"""

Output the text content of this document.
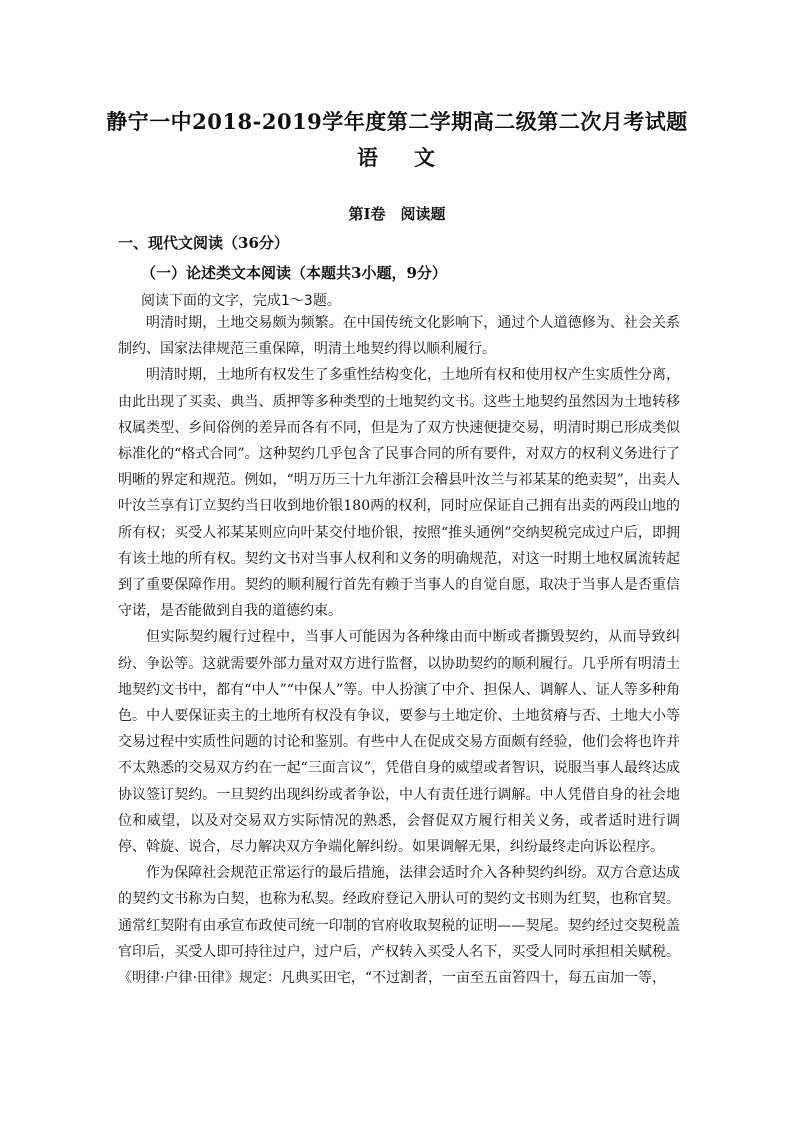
静宁一中2018-2019学年度第二学期高二级第二次月考试题
语 文
第Ⅰ卷　阅读题
一、现代文阅读（36分）
（一）论述类文本阅读（本题共3小题，9分）
阅读下面的文字，完成1～3题。

明清时期，土地交易颇为频繁。在中国传统文化影响下，通过个人道德修为、社会关系制约、国家法律规范三重保障，明清土地契约得以顺利履行。

明清时期，土地所有权发生了多重性结构变化，土地所有权和使用权产生实质性分离，由此出现了买卖、典当、质押等多种类型的土地契约文书。这些土地契约虽然因为土地转移权属类型、乡间俗例的差异而各有不同，但是为了双方快速便捷交易，明清时期已形成类似标准化的“格式合同”。这种契约几乎包含了民事合同的所有要件，对双方的权利义务进行了明晰的界定和规范。例如，“明万历三十九年浙江会稽县叶汝兰与祁某某的绝卖契”，出卖人叶汝兰享有订立契约当日收到地价银180两的权利，同时应保证自己拥有出卖的两段山地的所有权；买受人祁某某则应向叶某交付地价银，按照“推头通例”交纳契税完成过户后，即拥有该土地的所有权。契约文书对当事人权利和义务的明确规范，对这一时期土地权属流转起到了重要保障作用。契约的顺利履行首先有赖于当事人的自觉自愿，取决于当事人是否重信守诺，是否能做到自我的道德约束。

但实际契约履行过程中，当事人可能因为各种缘由而中断或者撕毁契约，从而导致纠纷、争讼等。这就需要外部力量对双方进行监督，以协助契约的顺利履行。几乎所有明清土地契约文书中，都有“中人”“中保人”等。中人扮演了中介、担保人、调解人、证人等多种角色。中人要保证卖主的土地所有权没有争议，要参与土地定价、土地贫瘠与否、土地大小等交易过程中实质性问题的讨论和鉴别。有些中人在促成交易方面颇有经验，他们会将也许并不太熟悉的交易双方约在一起“三面言议”，凭借自身的威望或者智识，说服当事人最终达成协议签订契约。一旦契约出现纠纷或者争讼，中人有责任进行调解。中人凭借自身的社会地位和威望，以及对交易双方实际情况的熟悉，会督促双方履行相关义务，或者适时进行调停、斡旋、说合，尽力解决双方争端化解纠纷。如果调解无果，纠纷最终走向诉讼程序。

作为保障社会规范正常运行的最后措施，法律会适时介入各种契约纠纷。双方合意达成的契约文书称为白契，也称为私契。经政府登记入册认可的契约文书则为红契，也称官契。通常红契附有由承宣布政使司统一印制的官府收取契税的证明——契尾。契约经过交契税盖官印后，买受人即可持往过户，过户后，产权转入买受人名下，买受人同时承担相关赋税。《明律·户律·田律》规定：凡典买田宅，“不过割者，一亩至五亩笞四十，每五亩加一等，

"""

» Short problem: Your answer should be a single number: the count of lines in the entries that contain the word "明清时期".

» Solution: 2